====== Input rows ======

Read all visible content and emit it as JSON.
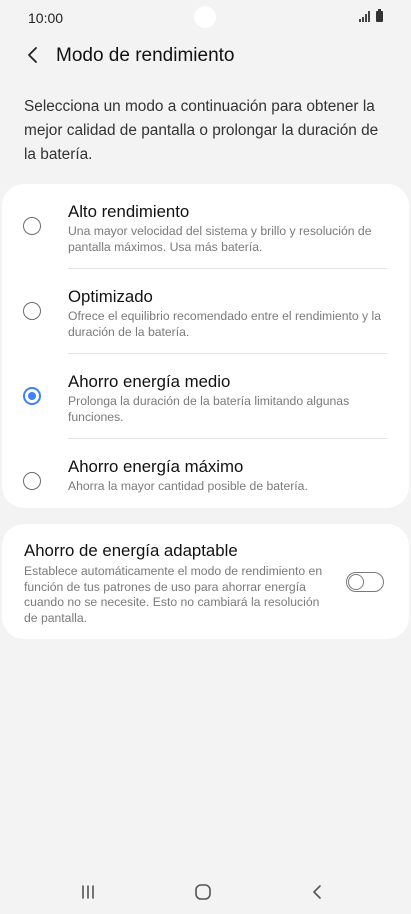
{
  "status_bar": {
    "time": "10:00"
  },
  "header": {
    "title": "Modo de rendimiento",
    "back_icon": "chevron-left-icon"
  },
  "description": "Selecciona un modo a continuación para obtener la mejor calidad de pantalla o prolongar la duración de la batería.",
  "modes": [
    {
      "title": "Alto rendimiento",
      "description": "Una mayor velocidad del sistema y brillo y resolución de pantalla máximos. Usa más batería.",
      "selected": false
    },
    {
      "title": "Optimizado",
      "description": "Ofrece el equilibrio recomendado entre el rendimiento y la duración de la batería.",
      "selected": false
    },
    {
      "title": "Ahorro energía medio",
      "description": "Prolonga la duración de la batería limitando algunas funciones.",
      "selected": true
    },
    {
      "title": "Ahorro energía máximo",
      "description": "Ahorra la mayor cantidad posible de batería.",
      "selected": false
    }
  ],
  "adaptive": {
    "title": "Ahorro de energía adaptable",
    "description": "Establece automáticamente el modo de rendimiento en función de tus patrones de uso para ahorrar energía cuando no se necesite. Esto no cambiará la resolución de pantalla.",
    "enabled": false
  },
  "colors": {
    "accent": "#3e82f7",
    "background": "#f3f3f3",
    "card": "#ffffff"
  },
  "nav_bar": {
    "recents_icon": "recents-icon",
    "home_icon": "home-icon",
    "back_icon": "back-icon"
  }
}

======

> The task
Copy every record above exactly, leaving out the pictures.

> Result of this exercise
Read all visible content and emit it as JSON.
{
  "status_bar": {
    "time": "10:00"
  },
  "header": {
    "title": "Modo de rendimiento",
    "back_icon": "chevron-left-icon"
  },
  "description": "Selecciona un modo a continuación para obtener la mejor calidad de pantalla o prolongar la duración de la batería.",
  "modes": [
    {
      "title": "Alto rendimiento",
      "description": "Una mayor velocidad del sistema y brillo y resolución de pantalla máximos. Usa más batería.",
      "selected": false
    },
    {
      "title": "Optimizado",
      "description": "Ofrece el equilibrio recomendado entre el rendimiento y la duración de la batería.",
      "selected": false
    },
    {
      "title": "Ahorro energía medio",
      "description": "Prolonga la duración de la batería limitando algunas funciones.",
      "selected": true
    },
    {
      "title": "Ahorro energía máximo",
      "description": "Ahorra la mayor cantidad posible de batería.",
      "selected": false
    }
  ],
  "adaptive": {
    "title": "Ahorro de energía adaptable",
    "description": "Establece automáticamente el modo de rendimiento en función de tus patrones de uso para ahorrar energía cuando no se necesite. Esto no cambiará la resolución de pantalla.",
    "enabled": false
  },
  "colors": {
    "accent": "#3e82f7",
    "background": "#f3f3f3",
    "card": "#ffffff"
  },
  "nav_bar": {
    "recents_icon": "recents-icon",
    "home_icon": "home-icon",
    "back_icon": "back-icon"
  }
}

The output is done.